TO DO
Using the records below, filter out every line that lacks "make" and copy the rest.

AVAILABLE DATA
++++++
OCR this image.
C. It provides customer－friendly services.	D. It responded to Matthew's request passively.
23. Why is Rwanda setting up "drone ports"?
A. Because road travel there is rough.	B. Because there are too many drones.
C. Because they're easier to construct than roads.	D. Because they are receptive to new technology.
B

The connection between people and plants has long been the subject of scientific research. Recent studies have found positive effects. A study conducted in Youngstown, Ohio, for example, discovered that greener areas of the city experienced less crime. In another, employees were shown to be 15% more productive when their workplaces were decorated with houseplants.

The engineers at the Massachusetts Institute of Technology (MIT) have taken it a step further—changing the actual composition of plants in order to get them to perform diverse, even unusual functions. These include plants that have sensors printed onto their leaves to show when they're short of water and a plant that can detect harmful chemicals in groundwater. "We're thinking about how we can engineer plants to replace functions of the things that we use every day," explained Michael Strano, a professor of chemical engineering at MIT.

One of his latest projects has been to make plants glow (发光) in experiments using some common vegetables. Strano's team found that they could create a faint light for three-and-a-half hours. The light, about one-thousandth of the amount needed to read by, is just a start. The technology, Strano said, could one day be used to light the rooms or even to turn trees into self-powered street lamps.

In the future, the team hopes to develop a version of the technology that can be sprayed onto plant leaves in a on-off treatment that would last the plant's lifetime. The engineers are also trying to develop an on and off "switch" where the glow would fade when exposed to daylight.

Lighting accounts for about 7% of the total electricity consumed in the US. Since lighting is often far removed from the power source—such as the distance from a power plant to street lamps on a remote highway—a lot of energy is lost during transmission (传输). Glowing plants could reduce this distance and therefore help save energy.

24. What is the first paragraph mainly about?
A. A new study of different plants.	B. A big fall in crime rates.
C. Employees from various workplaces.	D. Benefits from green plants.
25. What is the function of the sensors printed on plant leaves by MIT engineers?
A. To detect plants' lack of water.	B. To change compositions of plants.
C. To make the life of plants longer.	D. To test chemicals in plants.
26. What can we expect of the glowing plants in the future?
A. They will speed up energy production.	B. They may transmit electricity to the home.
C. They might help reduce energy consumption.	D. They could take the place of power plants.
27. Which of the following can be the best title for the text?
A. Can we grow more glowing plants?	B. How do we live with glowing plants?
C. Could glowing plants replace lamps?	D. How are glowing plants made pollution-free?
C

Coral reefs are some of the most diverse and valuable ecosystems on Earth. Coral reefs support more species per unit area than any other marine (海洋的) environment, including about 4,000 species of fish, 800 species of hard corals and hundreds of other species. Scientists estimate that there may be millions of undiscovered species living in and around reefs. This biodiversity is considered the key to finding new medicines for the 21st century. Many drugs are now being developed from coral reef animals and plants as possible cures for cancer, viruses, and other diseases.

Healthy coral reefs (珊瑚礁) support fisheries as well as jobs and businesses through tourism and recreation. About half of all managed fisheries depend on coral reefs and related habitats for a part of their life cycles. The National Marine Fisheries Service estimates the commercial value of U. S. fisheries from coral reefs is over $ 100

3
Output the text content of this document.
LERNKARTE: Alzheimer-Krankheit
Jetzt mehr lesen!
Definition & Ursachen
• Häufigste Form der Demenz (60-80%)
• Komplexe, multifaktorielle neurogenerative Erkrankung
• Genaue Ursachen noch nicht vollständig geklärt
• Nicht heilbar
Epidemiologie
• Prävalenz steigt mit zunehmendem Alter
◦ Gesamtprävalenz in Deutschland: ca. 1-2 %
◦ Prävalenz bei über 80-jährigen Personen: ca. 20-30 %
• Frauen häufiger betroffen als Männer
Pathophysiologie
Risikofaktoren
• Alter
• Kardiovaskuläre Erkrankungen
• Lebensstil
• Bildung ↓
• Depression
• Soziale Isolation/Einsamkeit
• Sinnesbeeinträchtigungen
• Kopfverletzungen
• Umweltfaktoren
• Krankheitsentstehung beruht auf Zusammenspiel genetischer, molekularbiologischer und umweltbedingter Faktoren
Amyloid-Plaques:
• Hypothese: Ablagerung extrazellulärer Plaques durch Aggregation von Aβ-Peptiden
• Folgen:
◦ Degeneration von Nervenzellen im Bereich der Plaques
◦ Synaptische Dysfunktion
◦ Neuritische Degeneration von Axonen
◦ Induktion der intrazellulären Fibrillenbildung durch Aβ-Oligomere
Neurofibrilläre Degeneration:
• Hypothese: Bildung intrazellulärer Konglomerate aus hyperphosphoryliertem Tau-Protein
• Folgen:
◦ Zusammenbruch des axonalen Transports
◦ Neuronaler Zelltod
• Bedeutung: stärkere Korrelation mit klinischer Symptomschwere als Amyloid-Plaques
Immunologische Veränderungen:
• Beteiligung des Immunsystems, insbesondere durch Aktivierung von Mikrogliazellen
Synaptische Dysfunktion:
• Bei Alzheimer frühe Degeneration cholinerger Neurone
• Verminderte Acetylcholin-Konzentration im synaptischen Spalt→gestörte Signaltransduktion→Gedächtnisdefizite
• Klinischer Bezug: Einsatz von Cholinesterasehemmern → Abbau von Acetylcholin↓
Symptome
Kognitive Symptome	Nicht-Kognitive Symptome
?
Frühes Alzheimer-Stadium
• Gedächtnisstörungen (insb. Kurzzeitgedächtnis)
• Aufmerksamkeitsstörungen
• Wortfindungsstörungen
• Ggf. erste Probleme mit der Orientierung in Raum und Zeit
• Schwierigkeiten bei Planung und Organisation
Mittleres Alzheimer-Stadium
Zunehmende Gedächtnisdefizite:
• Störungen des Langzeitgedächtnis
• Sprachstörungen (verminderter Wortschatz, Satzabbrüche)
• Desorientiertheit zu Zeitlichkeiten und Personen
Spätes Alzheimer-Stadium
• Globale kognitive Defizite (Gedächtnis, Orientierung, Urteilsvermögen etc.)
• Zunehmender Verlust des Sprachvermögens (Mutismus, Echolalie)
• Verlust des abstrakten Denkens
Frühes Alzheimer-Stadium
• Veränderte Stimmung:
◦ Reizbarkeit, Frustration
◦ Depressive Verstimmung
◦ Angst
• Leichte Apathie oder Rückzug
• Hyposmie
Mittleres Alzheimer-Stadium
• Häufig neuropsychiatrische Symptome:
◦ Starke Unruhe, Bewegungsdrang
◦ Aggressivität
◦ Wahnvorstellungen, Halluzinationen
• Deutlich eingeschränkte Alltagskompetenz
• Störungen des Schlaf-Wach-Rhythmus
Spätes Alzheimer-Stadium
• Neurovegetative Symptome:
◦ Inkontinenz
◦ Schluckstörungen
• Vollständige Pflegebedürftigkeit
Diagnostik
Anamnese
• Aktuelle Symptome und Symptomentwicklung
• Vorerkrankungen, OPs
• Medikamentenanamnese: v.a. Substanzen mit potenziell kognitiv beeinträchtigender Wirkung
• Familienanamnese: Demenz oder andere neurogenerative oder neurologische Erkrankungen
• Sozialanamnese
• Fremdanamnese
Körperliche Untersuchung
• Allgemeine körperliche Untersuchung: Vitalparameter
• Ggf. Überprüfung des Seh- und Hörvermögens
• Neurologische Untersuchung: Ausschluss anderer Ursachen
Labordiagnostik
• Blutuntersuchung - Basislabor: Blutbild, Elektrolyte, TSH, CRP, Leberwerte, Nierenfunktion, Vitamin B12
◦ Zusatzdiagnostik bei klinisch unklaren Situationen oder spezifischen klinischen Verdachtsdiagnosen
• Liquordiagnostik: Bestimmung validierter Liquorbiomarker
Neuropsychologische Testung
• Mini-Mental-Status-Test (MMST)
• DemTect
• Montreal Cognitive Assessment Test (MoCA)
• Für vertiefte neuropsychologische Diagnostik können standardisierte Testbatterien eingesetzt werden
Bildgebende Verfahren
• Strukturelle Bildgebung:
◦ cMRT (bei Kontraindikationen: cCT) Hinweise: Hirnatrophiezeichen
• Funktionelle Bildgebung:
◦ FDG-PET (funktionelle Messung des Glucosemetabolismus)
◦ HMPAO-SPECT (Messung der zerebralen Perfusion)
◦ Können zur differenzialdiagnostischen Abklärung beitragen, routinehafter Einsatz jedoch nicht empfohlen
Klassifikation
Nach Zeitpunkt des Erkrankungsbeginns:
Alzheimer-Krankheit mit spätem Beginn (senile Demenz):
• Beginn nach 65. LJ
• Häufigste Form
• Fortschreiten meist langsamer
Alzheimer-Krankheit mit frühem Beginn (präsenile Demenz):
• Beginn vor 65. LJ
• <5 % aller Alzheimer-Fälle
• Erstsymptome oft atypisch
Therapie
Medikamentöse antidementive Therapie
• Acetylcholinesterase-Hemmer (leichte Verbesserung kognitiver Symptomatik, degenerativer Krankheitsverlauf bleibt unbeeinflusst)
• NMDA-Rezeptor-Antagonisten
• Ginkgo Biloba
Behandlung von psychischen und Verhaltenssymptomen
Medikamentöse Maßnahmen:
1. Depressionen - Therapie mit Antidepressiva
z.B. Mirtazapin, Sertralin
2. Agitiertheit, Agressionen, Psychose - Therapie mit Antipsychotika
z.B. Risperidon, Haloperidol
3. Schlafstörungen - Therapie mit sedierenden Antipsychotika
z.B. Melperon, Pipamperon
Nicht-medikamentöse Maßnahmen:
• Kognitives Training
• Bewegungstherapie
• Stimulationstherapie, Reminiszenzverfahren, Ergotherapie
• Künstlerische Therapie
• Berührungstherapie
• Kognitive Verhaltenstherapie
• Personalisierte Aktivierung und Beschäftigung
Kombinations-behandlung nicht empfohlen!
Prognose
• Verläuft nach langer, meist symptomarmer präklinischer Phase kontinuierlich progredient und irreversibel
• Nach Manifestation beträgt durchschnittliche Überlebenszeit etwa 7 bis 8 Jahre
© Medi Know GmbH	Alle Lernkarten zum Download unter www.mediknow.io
++++++
EXERCISE RESPONSE
One of his latest projects has been to make plants glow (发光) in experiments using some common vegetables. Strano's team found that they could create a faint light for three-and-a-half hours. The light, about one-thousandth of the amount needed to read by, is just a start. The technology, Strano said, could one day be used to light the rooms or even to turn trees into self-powered street lamps.
C. To make the life of plants longer.	D. To test chemicals in plants.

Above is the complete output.